Task material
┌──

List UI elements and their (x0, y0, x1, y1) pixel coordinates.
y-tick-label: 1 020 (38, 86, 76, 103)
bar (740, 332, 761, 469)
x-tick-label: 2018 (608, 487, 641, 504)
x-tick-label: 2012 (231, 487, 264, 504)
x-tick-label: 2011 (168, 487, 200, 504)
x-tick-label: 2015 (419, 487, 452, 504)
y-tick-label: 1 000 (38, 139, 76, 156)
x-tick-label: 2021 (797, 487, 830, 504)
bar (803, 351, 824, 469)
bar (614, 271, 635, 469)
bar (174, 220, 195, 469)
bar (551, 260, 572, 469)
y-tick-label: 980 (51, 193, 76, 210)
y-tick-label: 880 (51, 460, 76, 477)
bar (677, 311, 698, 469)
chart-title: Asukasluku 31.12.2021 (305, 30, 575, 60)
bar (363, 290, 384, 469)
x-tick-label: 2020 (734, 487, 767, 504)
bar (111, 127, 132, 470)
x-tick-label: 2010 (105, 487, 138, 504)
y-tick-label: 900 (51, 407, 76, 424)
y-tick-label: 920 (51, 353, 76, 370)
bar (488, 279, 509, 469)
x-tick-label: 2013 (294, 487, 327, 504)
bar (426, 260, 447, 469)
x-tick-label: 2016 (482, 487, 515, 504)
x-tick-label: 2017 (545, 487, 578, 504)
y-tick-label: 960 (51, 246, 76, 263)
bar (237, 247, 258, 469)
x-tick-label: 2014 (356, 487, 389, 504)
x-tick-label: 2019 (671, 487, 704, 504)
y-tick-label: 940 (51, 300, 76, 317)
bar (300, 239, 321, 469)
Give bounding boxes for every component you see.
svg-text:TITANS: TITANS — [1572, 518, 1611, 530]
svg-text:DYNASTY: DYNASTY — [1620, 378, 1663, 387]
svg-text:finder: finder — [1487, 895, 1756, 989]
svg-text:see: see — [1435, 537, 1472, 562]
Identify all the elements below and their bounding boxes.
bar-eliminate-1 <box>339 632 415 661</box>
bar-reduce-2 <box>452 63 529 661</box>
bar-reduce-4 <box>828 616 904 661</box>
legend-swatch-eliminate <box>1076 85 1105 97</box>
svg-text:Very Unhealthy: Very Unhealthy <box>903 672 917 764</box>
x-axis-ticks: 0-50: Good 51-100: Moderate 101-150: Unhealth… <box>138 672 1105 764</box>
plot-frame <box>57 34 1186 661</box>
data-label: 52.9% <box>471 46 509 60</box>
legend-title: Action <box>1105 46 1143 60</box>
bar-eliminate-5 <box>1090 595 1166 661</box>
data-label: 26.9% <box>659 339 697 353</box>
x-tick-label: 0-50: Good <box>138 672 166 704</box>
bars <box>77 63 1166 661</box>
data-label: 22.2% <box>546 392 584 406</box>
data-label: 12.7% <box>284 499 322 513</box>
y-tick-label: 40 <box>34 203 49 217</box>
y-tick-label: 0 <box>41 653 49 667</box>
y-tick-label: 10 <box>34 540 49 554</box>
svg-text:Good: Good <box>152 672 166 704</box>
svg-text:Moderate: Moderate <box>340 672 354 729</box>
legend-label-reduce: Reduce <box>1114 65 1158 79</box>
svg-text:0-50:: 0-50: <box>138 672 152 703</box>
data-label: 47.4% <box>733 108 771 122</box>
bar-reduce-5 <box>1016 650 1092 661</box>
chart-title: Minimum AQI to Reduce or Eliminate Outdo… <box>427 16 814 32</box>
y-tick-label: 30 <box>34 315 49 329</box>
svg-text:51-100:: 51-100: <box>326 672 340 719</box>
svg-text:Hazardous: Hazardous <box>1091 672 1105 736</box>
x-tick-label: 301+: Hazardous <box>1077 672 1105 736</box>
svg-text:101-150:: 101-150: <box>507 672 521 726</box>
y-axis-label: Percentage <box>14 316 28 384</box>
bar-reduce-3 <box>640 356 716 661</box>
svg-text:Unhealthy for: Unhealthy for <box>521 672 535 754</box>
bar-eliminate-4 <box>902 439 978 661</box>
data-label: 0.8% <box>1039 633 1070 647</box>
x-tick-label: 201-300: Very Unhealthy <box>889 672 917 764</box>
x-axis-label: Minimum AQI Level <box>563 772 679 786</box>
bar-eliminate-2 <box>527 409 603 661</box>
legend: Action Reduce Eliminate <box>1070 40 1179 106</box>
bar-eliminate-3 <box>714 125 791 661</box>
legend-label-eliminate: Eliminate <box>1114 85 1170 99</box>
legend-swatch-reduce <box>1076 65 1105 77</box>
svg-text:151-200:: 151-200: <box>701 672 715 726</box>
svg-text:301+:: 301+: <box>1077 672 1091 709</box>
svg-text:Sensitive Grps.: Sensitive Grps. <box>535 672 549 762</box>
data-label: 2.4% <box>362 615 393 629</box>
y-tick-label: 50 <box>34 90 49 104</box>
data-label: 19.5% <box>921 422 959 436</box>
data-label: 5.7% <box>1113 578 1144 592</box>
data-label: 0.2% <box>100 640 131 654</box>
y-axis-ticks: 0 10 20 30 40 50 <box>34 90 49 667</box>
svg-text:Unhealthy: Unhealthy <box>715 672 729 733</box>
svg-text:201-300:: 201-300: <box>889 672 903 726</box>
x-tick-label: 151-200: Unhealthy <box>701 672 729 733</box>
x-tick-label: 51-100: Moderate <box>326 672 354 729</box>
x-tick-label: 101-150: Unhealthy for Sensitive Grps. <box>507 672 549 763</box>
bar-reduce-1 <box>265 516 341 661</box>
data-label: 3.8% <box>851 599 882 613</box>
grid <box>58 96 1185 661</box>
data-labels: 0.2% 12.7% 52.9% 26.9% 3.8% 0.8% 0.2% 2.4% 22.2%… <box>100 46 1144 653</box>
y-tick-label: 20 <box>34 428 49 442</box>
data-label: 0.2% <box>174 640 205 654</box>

└──

Quote everything from the first line of the items down to the line containing "x-tick-label: 2016 (482, 487, 515, 504)", including that line.

Solution below
List UI elements and their (x0, y0, x1, y1) pixel coordinates.
y-tick-label: 1 020 (38, 86, 76, 103)
bar (740, 332, 761, 469)
x-tick-label: 2018 (608, 487, 641, 504)
x-tick-label: 2012 (231, 487, 264, 504)
x-tick-label: 2011 (168, 487, 200, 504)
x-tick-label: 2015 (419, 487, 452, 504)
y-tick-label: 1 000 (38, 139, 76, 156)
x-tick-label: 2021 (797, 487, 830, 504)
bar (803, 351, 824, 469)
bar (614, 271, 635, 469)
bar (174, 220, 195, 469)
bar (551, 260, 572, 469)
y-tick-label: 980 (51, 193, 76, 210)
y-tick-label: 880 (51, 460, 76, 477)
bar (677, 311, 698, 469)
chart-title: Asukasluku 31.12.2021 (305, 30, 575, 60)
bar (363, 290, 384, 469)
x-tick-label: 2020 (734, 487, 767, 504)
bar (111, 127, 132, 470)
x-tick-label: 2010 (105, 487, 138, 504)
y-tick-label: 900 (51, 407, 76, 424)
y-tick-label: 920 (51, 353, 76, 370)
bar (488, 279, 509, 469)
x-tick-label: 2013 (294, 487, 327, 504)
bar (426, 260, 447, 469)
x-tick-label: 2016 (482, 487, 515, 504)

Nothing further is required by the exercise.